━━ Information shown

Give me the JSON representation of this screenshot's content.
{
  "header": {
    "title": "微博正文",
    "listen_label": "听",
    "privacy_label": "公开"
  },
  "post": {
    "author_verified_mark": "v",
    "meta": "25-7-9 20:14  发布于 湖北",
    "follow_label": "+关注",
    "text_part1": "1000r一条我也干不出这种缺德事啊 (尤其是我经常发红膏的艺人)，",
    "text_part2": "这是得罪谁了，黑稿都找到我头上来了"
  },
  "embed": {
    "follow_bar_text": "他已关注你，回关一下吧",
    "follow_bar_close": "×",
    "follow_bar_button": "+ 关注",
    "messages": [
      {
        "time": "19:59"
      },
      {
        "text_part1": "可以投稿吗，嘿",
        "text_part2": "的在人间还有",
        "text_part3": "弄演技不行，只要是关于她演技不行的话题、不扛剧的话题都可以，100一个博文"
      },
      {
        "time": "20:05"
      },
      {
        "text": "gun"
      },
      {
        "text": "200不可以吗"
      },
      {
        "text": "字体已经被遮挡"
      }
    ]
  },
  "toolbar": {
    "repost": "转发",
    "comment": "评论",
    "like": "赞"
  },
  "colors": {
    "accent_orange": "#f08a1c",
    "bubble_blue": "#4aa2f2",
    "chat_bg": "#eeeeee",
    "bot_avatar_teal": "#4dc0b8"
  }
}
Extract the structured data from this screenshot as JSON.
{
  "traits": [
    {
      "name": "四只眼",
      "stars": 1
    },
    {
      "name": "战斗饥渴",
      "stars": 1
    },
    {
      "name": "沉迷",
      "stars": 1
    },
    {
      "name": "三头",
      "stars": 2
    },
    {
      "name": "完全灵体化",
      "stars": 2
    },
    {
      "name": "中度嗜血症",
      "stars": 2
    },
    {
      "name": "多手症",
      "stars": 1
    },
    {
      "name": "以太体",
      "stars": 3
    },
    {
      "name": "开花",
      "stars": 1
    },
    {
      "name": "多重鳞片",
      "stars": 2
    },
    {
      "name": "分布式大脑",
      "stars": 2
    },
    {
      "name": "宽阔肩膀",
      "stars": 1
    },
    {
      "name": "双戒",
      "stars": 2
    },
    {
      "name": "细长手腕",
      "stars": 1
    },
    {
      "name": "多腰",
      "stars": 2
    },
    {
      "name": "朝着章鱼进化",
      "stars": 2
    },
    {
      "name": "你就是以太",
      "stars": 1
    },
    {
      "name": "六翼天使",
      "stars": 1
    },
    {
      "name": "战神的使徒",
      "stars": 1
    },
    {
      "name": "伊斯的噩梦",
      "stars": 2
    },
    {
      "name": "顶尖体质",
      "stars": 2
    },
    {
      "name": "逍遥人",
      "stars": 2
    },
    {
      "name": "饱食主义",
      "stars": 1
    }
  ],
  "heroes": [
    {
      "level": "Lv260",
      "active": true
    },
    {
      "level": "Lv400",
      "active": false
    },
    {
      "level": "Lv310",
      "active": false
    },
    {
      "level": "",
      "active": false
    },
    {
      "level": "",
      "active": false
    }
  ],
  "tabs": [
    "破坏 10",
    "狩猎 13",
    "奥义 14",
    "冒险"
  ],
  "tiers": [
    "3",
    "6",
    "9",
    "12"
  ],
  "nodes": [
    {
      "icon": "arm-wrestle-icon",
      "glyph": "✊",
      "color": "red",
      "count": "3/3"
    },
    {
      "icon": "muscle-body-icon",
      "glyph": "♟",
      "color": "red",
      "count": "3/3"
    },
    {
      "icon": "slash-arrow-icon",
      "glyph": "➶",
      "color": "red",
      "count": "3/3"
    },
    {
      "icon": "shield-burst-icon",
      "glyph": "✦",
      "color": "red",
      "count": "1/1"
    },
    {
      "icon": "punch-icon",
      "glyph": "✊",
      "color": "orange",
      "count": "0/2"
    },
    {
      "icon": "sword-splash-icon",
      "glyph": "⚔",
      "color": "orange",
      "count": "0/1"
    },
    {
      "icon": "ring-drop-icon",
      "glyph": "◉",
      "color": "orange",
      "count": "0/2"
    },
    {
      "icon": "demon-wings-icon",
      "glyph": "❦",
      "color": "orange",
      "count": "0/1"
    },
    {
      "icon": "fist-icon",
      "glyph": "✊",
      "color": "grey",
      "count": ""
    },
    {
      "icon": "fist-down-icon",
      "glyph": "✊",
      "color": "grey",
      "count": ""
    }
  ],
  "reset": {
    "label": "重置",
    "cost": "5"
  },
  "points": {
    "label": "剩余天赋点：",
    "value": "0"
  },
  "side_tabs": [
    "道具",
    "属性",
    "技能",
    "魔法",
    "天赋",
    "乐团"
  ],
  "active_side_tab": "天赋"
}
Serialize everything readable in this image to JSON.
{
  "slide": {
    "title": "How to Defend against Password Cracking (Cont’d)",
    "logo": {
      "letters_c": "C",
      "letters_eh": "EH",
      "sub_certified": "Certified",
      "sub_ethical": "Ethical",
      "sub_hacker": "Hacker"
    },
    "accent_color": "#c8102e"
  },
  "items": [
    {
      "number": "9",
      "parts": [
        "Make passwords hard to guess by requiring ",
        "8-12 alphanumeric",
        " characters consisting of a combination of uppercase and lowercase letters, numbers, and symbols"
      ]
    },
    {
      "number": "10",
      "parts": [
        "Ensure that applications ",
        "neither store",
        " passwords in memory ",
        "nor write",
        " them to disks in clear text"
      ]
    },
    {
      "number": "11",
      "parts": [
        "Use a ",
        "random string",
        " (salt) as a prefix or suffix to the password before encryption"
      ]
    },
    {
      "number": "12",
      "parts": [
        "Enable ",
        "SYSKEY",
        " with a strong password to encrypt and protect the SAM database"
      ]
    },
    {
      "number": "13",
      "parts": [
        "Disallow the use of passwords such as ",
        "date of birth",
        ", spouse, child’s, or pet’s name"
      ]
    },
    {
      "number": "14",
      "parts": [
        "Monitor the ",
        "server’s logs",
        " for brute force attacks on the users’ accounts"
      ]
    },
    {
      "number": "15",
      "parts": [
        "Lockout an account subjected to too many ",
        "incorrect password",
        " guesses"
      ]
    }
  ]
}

━━━━

(What this task involves): Point out every line holding the string "screenshot" and copy it.

(The output):
Give me the JSON representation of this screenshot's content.
Extract the structured data from this screenshot as JSON.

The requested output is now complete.